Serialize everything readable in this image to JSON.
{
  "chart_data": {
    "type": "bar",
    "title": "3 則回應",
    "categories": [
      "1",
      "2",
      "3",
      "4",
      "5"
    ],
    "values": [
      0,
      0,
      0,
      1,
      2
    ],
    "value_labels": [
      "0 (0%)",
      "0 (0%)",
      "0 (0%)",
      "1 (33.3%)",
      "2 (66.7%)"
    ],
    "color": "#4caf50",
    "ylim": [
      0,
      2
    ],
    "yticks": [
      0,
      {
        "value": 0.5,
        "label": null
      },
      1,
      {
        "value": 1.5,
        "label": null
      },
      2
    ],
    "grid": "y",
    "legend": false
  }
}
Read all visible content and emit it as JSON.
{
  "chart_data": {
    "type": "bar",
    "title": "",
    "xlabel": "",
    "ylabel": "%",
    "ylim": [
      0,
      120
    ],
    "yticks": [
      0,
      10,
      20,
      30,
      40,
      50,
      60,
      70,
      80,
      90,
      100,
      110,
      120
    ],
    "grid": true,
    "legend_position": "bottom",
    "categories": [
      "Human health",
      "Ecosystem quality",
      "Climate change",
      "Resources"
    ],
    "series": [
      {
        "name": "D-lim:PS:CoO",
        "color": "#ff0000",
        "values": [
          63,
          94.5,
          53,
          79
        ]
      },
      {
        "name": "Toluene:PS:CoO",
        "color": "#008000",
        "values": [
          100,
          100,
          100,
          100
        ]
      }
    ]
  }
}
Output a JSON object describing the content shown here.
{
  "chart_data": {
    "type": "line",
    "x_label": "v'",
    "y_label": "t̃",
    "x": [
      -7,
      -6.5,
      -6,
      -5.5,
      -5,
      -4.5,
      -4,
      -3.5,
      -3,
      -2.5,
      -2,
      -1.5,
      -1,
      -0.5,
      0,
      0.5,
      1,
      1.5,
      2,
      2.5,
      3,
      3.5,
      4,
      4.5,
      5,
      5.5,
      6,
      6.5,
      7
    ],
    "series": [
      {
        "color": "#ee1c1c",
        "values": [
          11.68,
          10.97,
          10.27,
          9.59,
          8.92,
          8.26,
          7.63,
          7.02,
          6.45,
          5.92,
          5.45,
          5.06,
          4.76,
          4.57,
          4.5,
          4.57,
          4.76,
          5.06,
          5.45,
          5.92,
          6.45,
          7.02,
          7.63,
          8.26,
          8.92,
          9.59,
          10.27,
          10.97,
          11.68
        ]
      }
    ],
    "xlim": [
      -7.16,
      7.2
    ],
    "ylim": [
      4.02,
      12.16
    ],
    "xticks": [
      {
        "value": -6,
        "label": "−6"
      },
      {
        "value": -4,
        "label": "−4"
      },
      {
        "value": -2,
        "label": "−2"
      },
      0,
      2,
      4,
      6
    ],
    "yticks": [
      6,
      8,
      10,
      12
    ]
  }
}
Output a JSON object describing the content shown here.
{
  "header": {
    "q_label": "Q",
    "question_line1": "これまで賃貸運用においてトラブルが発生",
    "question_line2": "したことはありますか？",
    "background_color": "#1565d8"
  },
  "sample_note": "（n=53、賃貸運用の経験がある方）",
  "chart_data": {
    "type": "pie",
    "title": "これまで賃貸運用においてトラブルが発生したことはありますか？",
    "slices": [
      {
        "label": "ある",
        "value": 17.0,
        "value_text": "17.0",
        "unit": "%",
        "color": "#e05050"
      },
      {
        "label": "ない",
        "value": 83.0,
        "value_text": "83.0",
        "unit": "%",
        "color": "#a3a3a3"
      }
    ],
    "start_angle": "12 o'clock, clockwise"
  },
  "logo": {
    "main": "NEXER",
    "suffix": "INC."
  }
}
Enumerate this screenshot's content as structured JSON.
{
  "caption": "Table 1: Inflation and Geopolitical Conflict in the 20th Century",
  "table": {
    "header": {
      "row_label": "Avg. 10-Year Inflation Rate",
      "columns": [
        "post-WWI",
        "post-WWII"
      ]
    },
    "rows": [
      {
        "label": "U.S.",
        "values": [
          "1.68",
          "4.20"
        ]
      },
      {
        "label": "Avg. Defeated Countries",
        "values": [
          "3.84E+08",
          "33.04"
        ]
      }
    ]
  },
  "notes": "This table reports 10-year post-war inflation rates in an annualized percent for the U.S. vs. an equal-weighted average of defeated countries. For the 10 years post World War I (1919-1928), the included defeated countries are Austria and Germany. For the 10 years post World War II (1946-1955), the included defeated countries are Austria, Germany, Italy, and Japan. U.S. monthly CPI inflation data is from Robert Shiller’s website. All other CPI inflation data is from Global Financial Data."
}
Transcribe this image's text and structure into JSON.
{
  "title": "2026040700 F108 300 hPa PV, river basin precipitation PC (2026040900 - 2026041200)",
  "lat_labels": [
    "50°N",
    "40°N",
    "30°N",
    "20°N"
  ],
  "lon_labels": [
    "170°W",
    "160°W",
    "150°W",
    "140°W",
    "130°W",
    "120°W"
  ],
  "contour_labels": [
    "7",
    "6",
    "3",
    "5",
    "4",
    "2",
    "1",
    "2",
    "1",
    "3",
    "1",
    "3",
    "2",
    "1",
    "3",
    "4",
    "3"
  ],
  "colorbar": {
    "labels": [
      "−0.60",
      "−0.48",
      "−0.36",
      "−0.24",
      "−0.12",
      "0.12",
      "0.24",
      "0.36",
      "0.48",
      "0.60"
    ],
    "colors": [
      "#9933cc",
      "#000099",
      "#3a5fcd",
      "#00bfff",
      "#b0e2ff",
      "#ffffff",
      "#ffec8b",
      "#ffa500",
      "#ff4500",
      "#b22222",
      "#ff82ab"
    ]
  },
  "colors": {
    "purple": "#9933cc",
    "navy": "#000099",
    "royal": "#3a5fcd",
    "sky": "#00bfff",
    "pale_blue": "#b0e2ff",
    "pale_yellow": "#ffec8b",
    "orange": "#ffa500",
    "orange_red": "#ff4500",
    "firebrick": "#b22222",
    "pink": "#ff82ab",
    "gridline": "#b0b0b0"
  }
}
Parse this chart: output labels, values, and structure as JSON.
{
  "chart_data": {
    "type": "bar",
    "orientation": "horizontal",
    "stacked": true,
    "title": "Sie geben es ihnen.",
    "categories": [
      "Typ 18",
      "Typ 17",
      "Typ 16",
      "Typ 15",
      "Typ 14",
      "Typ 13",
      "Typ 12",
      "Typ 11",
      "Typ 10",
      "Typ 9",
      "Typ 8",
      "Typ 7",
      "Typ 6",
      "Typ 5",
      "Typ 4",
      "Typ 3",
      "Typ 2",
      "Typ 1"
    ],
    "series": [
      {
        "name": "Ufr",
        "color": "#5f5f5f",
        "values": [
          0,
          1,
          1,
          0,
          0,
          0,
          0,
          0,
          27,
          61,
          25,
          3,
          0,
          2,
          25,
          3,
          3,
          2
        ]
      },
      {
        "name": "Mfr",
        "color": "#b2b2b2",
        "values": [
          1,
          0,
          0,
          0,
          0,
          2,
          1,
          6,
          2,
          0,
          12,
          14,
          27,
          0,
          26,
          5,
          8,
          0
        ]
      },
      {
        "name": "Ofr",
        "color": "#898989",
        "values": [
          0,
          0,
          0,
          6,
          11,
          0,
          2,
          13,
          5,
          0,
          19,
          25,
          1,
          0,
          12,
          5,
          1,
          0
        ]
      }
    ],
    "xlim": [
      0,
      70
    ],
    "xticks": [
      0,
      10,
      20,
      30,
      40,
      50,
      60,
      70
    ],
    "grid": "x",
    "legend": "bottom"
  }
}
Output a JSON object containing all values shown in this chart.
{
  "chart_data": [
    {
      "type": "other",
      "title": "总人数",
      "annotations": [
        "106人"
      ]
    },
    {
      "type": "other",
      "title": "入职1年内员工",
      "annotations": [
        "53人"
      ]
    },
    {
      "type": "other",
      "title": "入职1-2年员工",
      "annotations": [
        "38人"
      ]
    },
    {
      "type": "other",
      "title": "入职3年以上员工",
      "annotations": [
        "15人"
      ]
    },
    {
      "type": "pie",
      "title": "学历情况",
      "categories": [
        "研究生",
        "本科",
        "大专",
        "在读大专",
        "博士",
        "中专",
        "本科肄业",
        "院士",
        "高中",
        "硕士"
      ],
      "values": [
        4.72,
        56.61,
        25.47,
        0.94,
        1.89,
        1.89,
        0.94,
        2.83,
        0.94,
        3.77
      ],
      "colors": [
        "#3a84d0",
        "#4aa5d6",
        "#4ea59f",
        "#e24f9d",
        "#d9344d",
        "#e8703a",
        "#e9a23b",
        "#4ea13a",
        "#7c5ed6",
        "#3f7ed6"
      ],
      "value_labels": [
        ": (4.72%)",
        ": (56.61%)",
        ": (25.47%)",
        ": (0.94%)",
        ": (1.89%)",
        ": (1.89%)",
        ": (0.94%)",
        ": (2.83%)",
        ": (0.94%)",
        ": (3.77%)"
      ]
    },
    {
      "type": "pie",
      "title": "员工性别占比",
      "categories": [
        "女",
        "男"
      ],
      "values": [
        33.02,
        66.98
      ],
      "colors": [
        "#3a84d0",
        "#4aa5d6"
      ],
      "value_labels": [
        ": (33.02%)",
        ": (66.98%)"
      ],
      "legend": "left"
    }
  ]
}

* **AIM OF THE EXERCISE**
Pull out every line of the entries that includes the word "post".

* **RESPONSE**
        "post-WWI",
        "post-WWII"
  "notes": "This table reports 10-year post-war inflation rates in an annualized percent for the U.S. vs. an equal-weighted average of defeated countries. For the 10 years post World War I (1919-1928), the included defeated countries are Austria and Germany. For the 10 years post World War II (1946-1955), the included defeated countries are Austria, Germany, Italy, and Japan. U.S. monthly CPI inflation data is from Robert Shiller’s website. All other CPI inflation data is from Global Financial Data."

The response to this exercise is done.